**EXERCISE TASK**
Duplicate the records from the line with "Where are 56" up to and including the line with "function-title: ТОНКИЕ НАСТРОЙКИ".

= = =

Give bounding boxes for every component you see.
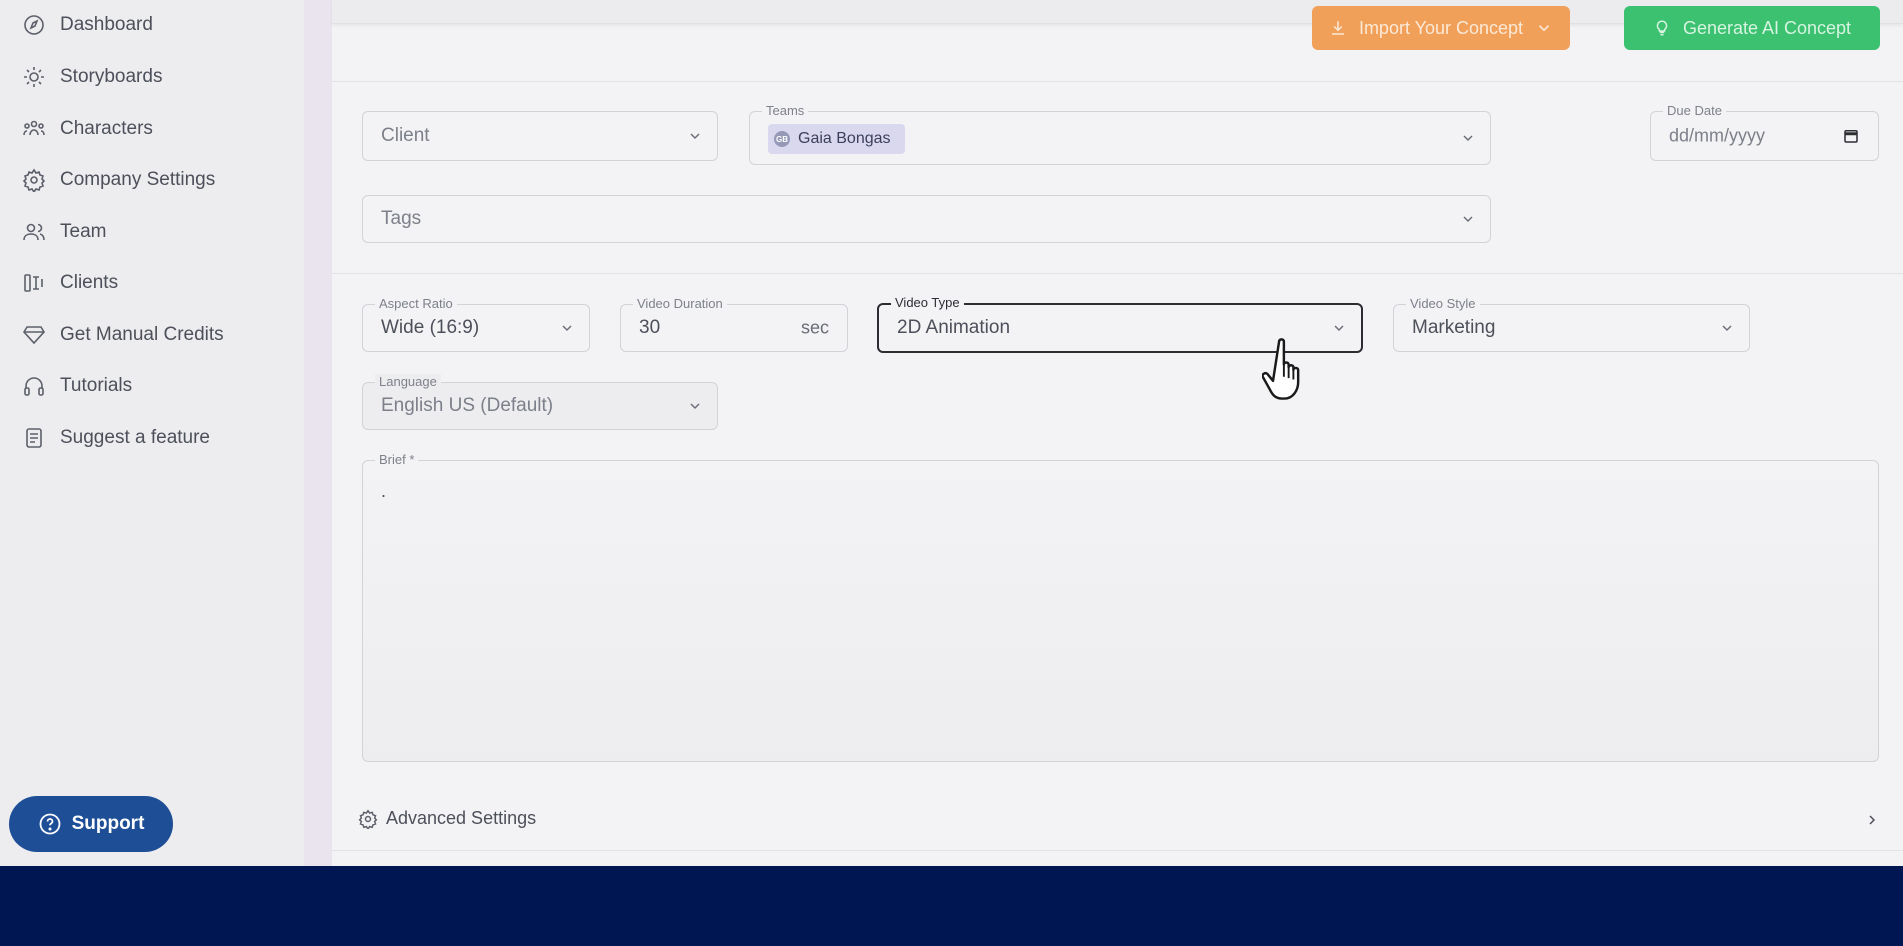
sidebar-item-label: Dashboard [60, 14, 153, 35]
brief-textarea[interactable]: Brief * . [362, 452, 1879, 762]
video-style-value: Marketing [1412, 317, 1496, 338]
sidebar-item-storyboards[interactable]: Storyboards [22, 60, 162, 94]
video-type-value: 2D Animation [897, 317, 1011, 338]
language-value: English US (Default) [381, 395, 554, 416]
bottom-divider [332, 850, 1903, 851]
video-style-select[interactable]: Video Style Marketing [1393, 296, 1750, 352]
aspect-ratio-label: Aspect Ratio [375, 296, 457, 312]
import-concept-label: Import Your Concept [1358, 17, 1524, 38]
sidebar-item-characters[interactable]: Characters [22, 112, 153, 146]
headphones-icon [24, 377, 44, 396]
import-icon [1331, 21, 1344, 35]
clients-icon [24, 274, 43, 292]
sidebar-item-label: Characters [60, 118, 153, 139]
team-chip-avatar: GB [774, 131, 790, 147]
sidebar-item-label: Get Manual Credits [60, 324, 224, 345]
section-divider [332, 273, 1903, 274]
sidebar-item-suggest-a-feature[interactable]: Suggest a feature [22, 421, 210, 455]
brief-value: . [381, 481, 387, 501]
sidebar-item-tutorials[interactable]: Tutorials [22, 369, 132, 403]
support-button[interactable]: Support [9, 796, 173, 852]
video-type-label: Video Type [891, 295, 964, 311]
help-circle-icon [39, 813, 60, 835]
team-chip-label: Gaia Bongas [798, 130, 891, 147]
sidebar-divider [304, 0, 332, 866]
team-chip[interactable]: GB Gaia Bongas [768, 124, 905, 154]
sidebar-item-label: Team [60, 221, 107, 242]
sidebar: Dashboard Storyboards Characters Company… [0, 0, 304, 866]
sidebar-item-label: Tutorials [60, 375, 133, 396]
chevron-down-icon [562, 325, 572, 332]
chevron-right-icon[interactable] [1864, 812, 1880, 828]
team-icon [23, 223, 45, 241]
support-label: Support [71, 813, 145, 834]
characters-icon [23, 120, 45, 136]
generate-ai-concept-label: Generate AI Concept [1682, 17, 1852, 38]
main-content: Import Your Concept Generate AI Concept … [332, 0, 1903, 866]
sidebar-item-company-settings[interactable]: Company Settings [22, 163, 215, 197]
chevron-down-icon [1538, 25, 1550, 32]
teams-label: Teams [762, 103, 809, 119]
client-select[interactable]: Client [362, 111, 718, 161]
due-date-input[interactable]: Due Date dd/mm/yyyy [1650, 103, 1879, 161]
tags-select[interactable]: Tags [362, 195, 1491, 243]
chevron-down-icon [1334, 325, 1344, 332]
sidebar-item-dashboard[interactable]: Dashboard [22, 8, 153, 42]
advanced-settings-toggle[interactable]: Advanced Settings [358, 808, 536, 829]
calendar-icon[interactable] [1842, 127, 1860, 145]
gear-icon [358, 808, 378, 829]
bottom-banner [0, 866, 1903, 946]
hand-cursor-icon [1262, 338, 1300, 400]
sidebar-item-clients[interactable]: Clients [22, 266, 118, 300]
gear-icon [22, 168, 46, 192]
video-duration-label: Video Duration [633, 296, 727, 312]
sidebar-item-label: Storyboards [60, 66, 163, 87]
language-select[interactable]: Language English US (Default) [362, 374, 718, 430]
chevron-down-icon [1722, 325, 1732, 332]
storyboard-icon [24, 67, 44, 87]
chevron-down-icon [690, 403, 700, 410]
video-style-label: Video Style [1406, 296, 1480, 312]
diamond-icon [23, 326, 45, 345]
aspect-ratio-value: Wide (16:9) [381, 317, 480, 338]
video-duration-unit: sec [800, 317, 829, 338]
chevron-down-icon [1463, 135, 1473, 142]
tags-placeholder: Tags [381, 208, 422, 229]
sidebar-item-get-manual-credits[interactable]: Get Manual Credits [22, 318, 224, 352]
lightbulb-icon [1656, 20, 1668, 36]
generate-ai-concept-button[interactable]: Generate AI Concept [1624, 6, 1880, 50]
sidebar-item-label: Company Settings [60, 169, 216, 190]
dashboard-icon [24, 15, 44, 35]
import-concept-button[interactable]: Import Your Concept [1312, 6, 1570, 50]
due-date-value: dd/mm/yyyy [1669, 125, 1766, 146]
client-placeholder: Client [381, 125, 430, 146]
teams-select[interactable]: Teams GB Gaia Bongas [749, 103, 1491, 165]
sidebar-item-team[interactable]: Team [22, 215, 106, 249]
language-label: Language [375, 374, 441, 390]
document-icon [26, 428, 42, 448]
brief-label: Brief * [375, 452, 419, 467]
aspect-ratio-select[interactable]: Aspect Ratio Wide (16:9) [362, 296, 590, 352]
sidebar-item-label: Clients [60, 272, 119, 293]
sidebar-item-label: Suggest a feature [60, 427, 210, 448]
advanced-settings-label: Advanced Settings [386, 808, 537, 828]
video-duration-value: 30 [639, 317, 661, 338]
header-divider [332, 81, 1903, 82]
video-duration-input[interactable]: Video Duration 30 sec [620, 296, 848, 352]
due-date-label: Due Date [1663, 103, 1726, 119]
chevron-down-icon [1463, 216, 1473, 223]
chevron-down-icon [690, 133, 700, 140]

= = =

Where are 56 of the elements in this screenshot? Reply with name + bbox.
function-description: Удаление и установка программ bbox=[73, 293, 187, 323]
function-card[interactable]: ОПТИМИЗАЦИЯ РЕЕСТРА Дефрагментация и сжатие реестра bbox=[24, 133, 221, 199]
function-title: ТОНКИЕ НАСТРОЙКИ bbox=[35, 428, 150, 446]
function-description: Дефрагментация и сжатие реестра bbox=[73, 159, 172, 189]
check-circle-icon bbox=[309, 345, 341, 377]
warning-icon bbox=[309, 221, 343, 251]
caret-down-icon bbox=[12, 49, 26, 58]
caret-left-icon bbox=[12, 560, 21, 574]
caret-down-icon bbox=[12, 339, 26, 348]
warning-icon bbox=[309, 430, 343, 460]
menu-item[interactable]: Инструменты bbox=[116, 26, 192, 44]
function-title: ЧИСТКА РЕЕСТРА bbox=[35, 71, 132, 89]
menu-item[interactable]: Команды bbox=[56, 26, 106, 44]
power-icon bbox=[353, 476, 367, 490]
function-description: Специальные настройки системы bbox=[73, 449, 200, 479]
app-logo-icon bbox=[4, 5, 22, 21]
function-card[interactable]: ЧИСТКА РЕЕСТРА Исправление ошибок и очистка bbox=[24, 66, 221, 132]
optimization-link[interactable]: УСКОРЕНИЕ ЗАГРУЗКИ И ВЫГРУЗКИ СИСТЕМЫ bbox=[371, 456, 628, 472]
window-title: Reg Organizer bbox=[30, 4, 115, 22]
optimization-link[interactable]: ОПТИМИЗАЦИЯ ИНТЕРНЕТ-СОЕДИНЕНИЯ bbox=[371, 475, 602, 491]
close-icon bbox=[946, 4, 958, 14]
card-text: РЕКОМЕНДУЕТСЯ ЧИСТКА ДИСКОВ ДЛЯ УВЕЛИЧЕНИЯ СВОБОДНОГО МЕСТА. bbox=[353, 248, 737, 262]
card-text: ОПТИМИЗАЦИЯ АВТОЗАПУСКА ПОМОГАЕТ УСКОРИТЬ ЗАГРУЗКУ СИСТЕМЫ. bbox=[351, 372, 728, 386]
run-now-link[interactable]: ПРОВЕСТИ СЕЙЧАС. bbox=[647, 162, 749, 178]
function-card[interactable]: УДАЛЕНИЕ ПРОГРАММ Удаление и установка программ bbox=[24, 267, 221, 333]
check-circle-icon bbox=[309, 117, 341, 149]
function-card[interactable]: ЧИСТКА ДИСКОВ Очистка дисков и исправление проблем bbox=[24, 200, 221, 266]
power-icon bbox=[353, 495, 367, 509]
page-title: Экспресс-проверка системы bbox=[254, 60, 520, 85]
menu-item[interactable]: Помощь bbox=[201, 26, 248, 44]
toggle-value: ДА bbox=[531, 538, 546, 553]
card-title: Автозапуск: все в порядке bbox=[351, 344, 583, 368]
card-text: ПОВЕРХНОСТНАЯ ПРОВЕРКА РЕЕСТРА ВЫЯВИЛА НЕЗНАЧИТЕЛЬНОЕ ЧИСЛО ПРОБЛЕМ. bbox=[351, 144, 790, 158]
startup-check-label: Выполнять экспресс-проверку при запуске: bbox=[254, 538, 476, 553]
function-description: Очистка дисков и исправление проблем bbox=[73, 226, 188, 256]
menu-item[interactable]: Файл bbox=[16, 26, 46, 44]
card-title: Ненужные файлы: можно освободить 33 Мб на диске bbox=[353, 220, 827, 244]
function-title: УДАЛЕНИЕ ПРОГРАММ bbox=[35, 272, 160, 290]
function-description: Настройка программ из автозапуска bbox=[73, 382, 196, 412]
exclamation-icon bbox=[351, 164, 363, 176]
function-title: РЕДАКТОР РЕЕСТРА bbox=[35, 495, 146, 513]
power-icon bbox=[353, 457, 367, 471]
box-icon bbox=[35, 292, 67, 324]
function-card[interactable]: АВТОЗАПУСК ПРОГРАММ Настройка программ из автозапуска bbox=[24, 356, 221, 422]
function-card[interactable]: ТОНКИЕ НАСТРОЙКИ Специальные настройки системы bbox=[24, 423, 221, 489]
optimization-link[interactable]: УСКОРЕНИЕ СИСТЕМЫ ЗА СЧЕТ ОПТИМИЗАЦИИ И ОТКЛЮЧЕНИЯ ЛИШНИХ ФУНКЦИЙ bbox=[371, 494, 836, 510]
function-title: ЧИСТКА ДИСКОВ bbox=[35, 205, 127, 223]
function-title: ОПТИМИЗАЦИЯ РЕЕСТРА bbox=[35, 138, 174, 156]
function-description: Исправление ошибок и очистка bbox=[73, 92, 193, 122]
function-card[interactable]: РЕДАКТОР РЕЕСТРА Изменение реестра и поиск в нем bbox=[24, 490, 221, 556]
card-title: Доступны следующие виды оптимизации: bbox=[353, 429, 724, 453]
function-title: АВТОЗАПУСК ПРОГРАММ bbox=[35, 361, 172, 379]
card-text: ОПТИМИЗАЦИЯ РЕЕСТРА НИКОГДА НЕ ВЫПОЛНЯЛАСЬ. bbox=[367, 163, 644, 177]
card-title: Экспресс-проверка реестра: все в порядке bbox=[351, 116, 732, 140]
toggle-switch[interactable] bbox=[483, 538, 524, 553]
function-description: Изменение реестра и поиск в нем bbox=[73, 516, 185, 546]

= = =

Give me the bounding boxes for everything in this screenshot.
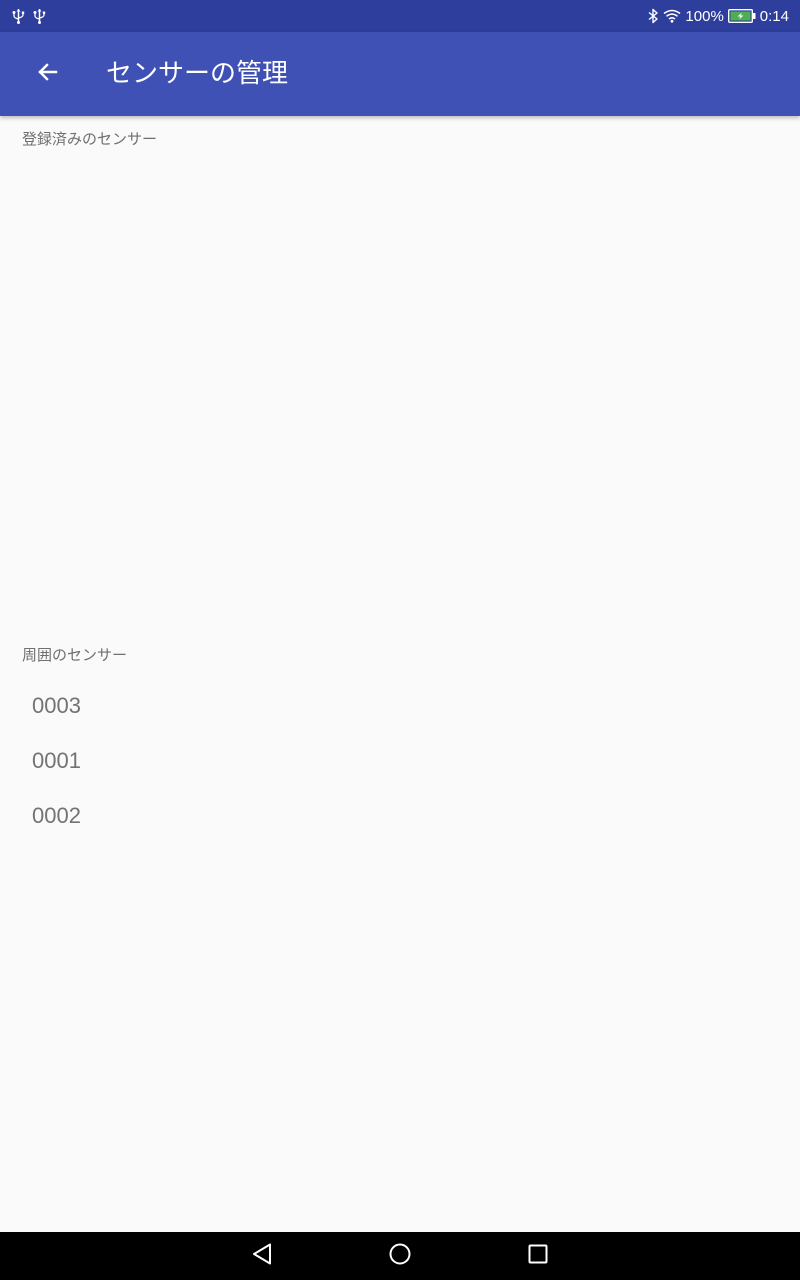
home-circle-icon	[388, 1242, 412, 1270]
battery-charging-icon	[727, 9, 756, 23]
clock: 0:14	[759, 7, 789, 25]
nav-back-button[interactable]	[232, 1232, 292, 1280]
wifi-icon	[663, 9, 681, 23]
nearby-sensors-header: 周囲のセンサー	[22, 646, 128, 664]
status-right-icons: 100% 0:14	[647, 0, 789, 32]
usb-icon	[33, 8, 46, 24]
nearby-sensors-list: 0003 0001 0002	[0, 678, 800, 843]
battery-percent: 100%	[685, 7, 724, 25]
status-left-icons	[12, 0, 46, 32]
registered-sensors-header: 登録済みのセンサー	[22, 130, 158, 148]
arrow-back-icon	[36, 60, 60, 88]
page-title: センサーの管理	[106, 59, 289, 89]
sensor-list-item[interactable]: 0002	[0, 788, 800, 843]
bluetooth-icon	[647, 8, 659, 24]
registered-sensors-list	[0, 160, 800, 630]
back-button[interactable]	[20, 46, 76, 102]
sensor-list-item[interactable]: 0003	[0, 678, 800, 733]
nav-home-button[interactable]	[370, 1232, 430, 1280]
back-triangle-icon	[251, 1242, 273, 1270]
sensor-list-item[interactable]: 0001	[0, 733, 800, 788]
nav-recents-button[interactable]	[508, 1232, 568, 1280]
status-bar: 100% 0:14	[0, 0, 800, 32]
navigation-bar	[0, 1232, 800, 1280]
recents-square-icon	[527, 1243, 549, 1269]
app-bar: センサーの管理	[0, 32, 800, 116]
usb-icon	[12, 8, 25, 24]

= = =

**WRITTEN RESPONSE**
Where are 56 of the elements in this screenshot? Reply with name + bbox.
function-description: Удаление и установка программ bbox=[73, 293, 187, 323]
function-card[interactable]: ОПТИМИЗАЦИЯ РЕЕСТРА Дефрагментация и сжатие реестра bbox=[24, 133, 221, 199]
function-title: ТОНКИЕ НАСТРОЙКИ bbox=[35, 428, 150, 446]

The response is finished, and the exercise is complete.